**TASK OBJECTIVE**
Take the line with "Convert this document image to plain text." and every line after it, through the end of the listing, and give them again exactly, pictures excluded.

Dataset items
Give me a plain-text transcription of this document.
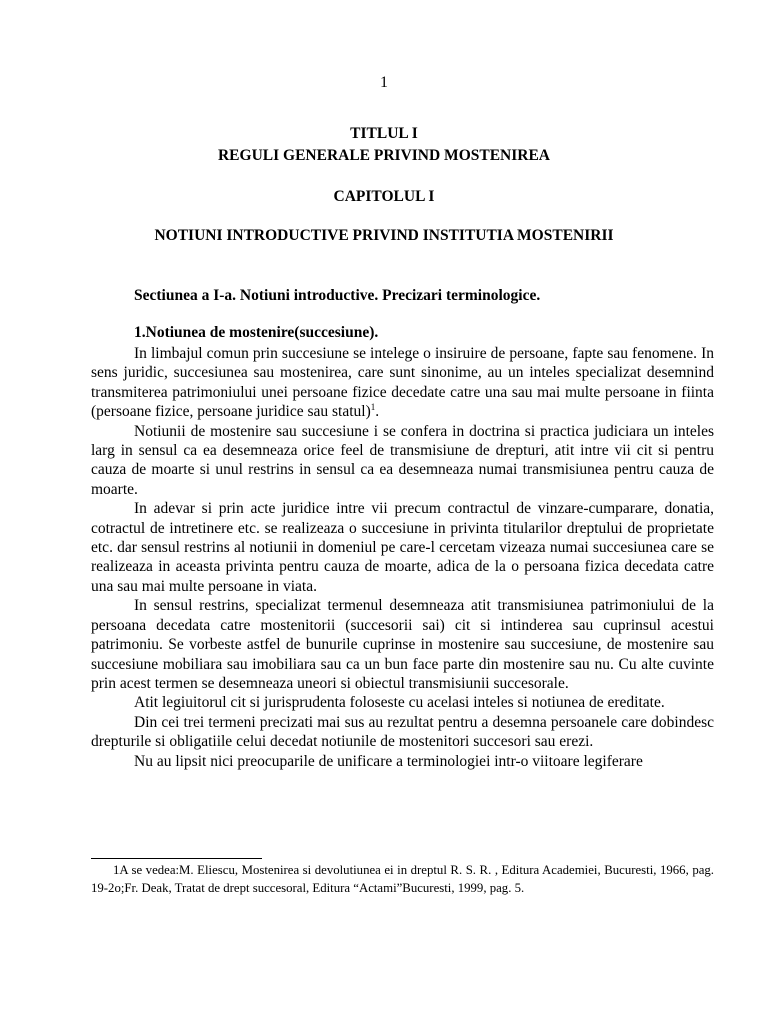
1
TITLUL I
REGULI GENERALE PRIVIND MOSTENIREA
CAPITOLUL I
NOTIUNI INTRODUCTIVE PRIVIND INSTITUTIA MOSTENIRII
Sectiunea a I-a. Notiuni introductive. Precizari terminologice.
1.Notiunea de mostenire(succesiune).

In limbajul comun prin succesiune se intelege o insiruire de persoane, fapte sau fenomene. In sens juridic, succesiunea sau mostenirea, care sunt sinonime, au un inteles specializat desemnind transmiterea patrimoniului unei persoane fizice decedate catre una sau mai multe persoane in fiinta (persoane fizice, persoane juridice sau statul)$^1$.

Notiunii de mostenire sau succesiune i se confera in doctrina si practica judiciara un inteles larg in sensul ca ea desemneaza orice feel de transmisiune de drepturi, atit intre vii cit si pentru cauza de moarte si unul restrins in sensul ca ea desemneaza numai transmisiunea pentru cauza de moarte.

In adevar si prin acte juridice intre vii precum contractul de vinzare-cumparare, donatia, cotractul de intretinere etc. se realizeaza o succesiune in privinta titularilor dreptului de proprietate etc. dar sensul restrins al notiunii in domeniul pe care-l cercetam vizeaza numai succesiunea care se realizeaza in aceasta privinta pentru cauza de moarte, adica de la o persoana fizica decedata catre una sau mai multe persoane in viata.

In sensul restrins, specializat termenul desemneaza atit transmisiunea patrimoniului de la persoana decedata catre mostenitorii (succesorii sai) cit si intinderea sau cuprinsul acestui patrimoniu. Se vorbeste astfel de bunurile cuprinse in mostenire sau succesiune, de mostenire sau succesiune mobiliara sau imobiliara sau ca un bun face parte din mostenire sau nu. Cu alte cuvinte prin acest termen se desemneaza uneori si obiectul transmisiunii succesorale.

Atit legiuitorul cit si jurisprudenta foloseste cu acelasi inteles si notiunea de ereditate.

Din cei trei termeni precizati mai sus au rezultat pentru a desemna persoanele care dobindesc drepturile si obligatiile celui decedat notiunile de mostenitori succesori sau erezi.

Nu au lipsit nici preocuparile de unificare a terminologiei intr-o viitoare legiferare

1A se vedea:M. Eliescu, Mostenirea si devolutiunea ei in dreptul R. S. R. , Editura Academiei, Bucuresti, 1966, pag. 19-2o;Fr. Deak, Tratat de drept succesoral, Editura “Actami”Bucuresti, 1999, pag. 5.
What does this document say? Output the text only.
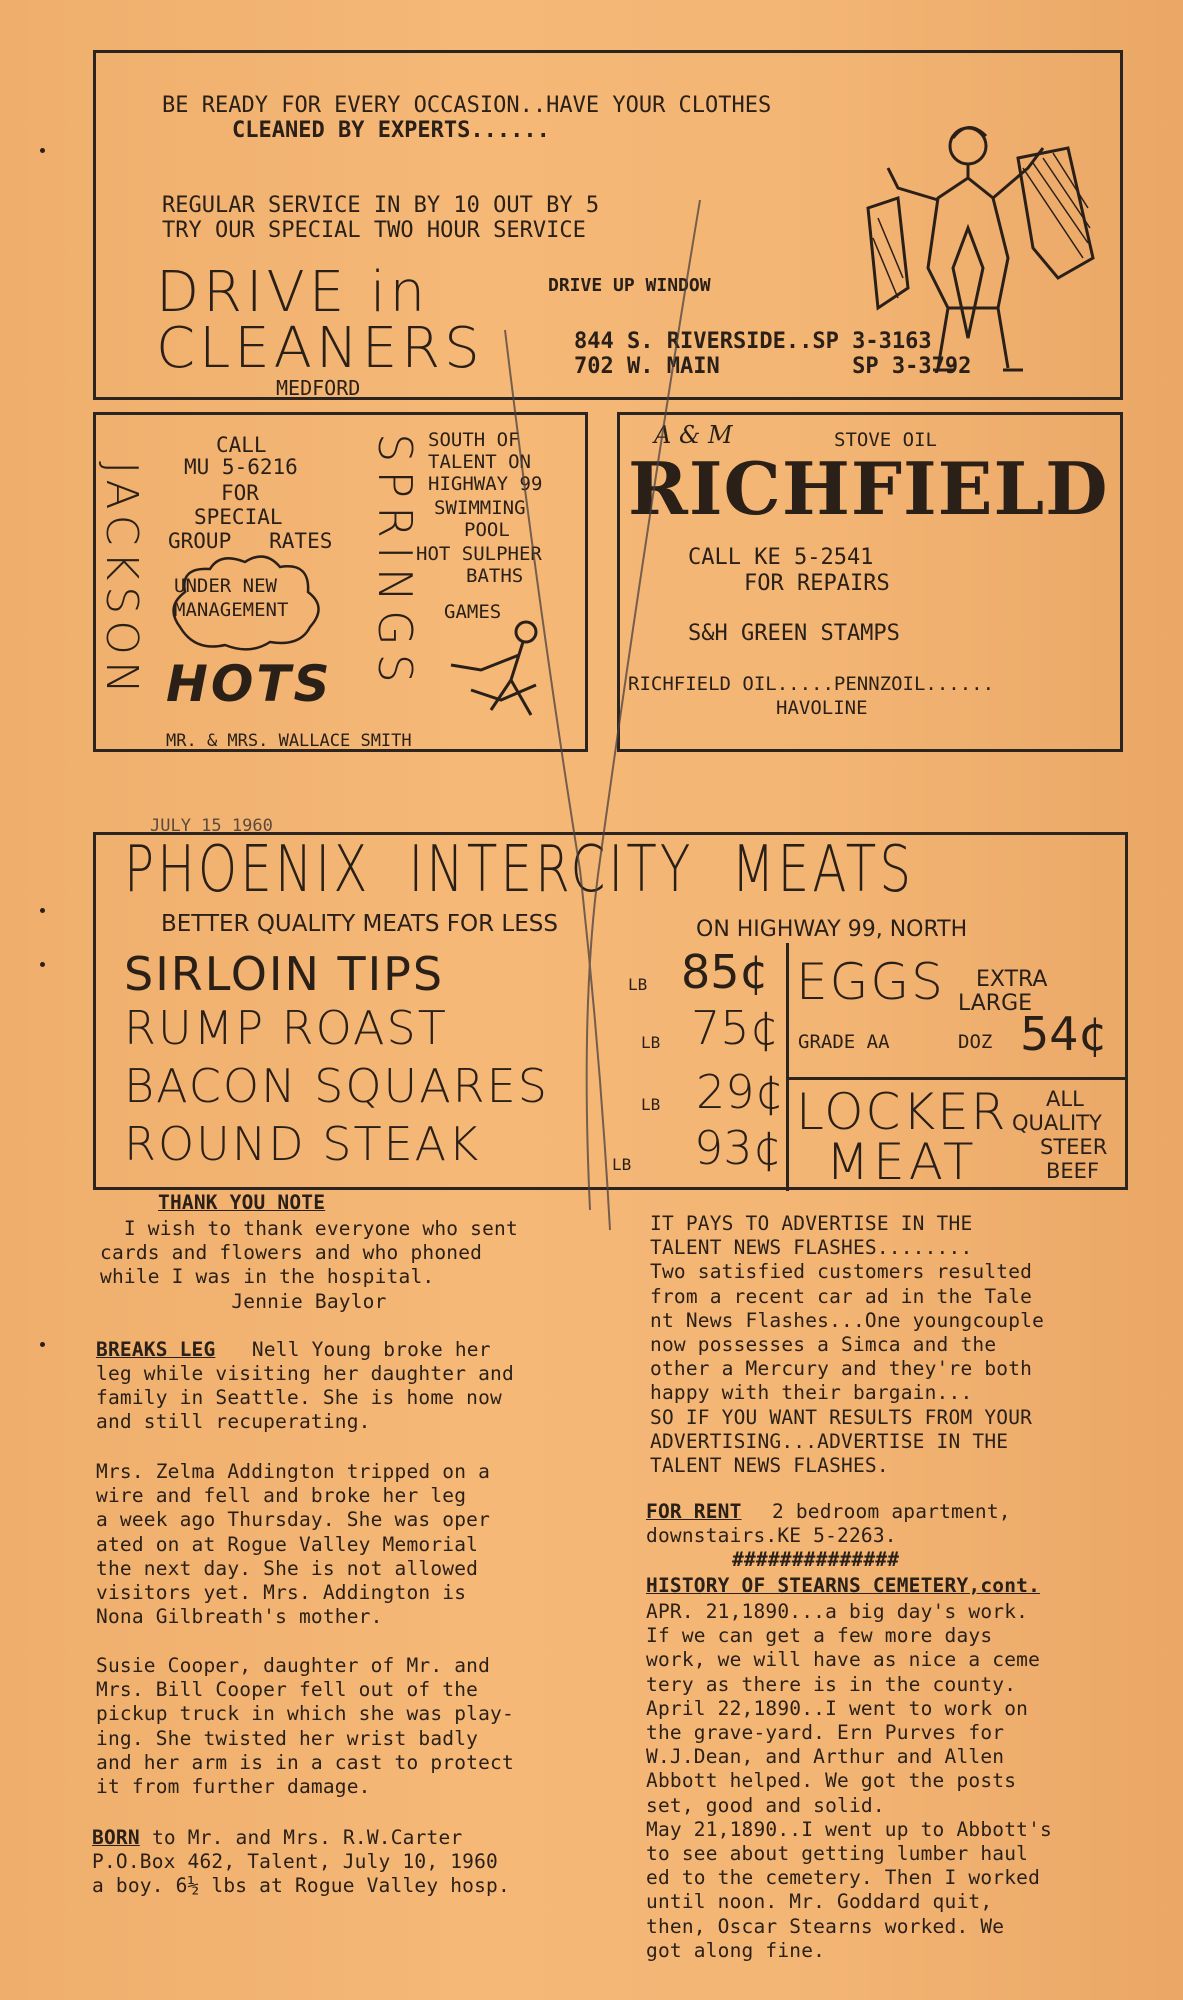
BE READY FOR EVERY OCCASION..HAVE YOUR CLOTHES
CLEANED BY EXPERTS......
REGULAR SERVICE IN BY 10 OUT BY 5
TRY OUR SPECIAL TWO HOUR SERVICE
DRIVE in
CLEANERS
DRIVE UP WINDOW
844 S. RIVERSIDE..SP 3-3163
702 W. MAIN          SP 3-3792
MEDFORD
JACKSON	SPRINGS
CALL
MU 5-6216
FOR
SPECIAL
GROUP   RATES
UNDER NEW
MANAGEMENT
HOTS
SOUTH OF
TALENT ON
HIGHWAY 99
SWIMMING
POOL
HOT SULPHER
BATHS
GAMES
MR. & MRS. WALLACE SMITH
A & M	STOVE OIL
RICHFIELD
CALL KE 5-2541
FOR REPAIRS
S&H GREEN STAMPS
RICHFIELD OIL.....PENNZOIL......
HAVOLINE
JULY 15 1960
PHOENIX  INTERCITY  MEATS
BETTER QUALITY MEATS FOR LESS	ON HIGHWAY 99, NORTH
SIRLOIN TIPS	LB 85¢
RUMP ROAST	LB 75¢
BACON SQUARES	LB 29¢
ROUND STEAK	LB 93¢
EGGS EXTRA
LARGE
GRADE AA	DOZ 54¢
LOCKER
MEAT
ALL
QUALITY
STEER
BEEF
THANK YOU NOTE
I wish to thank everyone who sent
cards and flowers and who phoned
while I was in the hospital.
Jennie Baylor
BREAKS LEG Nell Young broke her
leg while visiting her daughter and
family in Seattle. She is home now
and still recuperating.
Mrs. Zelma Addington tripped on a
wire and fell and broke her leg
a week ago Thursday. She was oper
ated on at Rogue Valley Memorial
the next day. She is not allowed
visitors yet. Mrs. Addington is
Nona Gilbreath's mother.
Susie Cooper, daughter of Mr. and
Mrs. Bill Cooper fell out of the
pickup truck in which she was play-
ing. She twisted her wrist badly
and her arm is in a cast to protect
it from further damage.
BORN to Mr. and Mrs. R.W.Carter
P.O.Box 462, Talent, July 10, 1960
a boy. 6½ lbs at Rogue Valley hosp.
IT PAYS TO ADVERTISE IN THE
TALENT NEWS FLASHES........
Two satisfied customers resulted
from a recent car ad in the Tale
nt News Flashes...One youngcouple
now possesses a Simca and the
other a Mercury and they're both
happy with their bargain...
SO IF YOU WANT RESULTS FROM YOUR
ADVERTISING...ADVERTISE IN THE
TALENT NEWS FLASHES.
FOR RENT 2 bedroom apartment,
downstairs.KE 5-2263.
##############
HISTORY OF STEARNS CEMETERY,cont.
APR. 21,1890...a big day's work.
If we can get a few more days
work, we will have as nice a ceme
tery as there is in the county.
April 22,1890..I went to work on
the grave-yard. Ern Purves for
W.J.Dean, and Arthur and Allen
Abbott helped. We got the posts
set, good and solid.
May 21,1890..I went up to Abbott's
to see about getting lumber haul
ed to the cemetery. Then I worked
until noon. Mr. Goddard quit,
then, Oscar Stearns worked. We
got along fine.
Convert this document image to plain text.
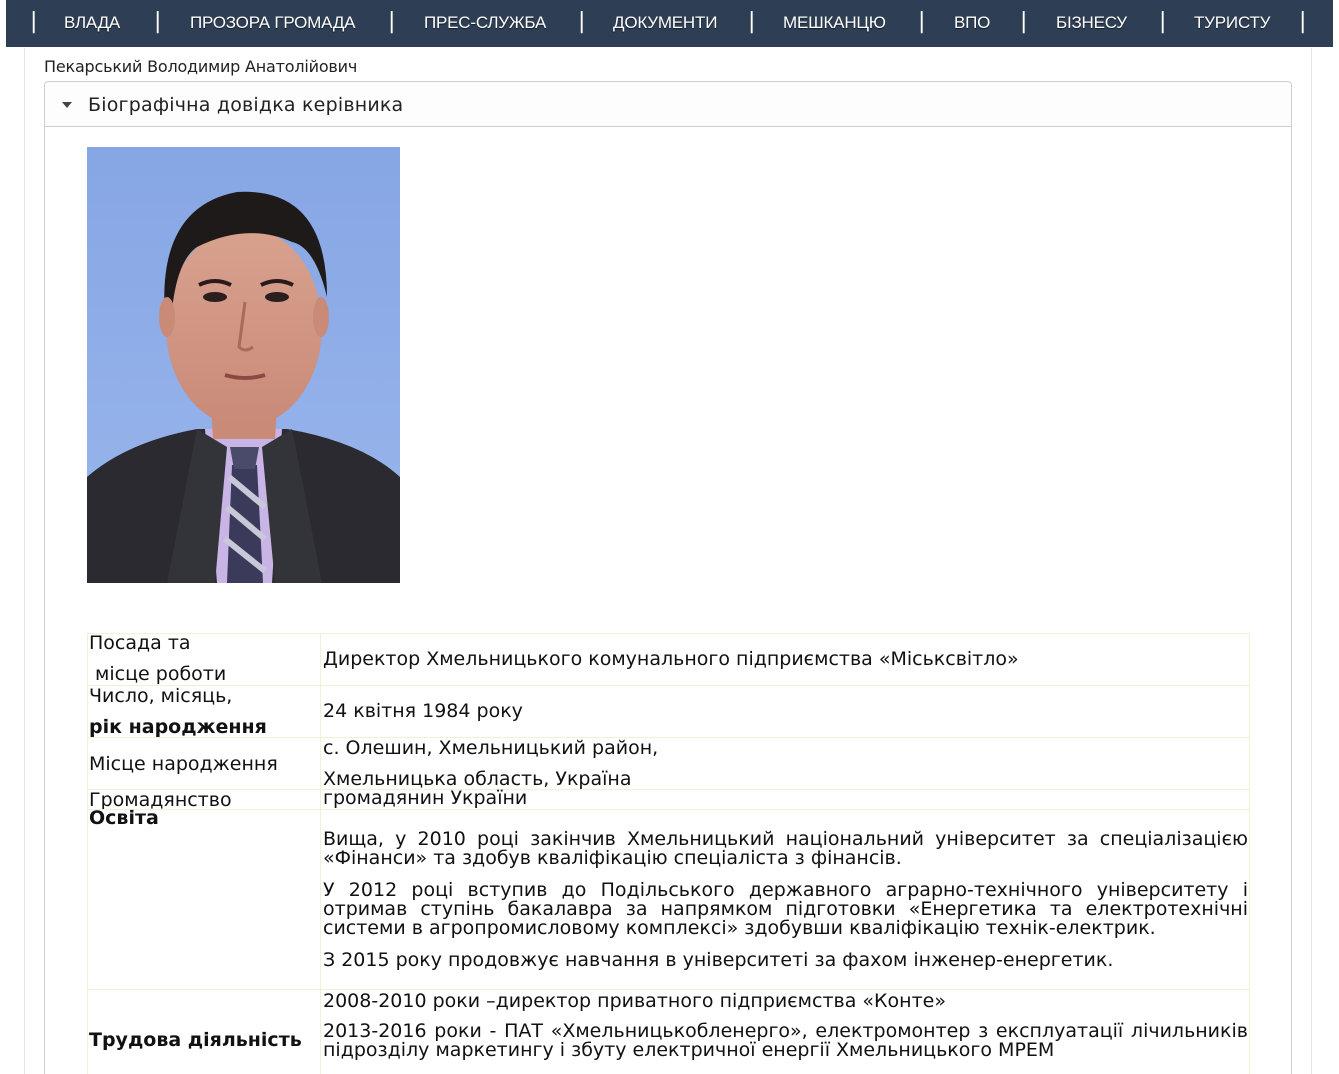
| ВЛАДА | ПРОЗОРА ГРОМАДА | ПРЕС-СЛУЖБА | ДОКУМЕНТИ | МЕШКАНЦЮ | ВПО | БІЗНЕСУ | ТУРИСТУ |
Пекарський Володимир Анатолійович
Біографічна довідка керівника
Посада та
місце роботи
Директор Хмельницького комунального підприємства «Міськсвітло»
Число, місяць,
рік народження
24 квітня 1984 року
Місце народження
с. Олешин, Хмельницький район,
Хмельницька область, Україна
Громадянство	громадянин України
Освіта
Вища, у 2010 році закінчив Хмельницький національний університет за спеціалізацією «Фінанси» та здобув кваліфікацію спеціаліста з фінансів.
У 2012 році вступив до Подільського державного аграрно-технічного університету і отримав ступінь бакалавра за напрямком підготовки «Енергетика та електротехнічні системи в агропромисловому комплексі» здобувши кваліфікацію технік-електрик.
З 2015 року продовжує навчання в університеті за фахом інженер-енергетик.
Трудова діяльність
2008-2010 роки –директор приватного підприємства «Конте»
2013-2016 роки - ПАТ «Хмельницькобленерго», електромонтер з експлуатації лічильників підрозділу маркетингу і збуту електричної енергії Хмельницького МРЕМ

**ANSWER BELOW**
Convert this document image to plain text.
| ВЛАДА | ПРОЗОРА ГРОМАДА | ПРЕС-СЛУЖБА | ДОКУМЕНТИ | МЕШКАНЦЮ | ВПО | БІЗНЕСУ | ТУРИСТУ |
Пекарський Володимир Анатолійович
Біографічна довідка керівника
Посада та
місце роботи
Директор Хмельницького комунального підприємства «Міськсвітло»
Число, місяць,
рік народження
24 квітня 1984 року
Місце народження
с. Олешин, Хмельницький район,
Хмельницька область, Україна
Громадянство	громадянин України
Освіта
Вища, у 2010 році закінчив Хмельницький національний університет за спеціалізацією «Фінанси» та здобув кваліфікацію спеціаліста з фінансів.
У 2012 році вступив до Подільського державного аграрно-технічного університету і отримав ступінь бакалавра за напрямком підготовки «Енергетика та електротехнічні системи в агропромисловому комплексі» здобувши кваліфікацію технік-електрик.
З 2015 року продовжує навчання в університеті за фахом інженер-енергетик.
Трудова діяльність
2008-2010 роки –директор приватного підприємства «Конте»
2013-2016 роки - ПАТ «Хмельницькобленерго», електромонтер з експлуатації лічильників підрозділу маркетингу і збуту електричної енергії Хмельницького МРЕМ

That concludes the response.